◆ What is being asked: How many lines of the records below contain the word "Devletin"? Answer with the number alone.

◆ Material:

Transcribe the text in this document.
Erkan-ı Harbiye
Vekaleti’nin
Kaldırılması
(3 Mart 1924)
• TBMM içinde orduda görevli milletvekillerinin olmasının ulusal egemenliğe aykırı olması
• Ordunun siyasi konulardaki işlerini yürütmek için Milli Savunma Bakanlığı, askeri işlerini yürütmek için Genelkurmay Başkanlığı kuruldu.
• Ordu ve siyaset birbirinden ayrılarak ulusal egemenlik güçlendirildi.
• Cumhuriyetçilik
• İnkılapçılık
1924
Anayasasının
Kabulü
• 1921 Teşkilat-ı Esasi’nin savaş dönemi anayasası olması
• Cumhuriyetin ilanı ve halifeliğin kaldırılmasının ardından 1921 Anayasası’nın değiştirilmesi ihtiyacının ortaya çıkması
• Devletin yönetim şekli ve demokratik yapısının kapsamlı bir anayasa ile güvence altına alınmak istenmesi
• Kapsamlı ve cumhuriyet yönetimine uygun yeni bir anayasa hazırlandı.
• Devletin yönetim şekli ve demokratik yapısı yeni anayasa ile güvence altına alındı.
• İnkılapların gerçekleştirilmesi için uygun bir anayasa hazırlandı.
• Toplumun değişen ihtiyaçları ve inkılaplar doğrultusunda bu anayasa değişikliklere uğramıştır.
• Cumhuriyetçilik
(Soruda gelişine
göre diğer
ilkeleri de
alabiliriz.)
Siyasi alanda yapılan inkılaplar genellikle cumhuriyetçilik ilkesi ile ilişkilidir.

◆ Answer to the task: 2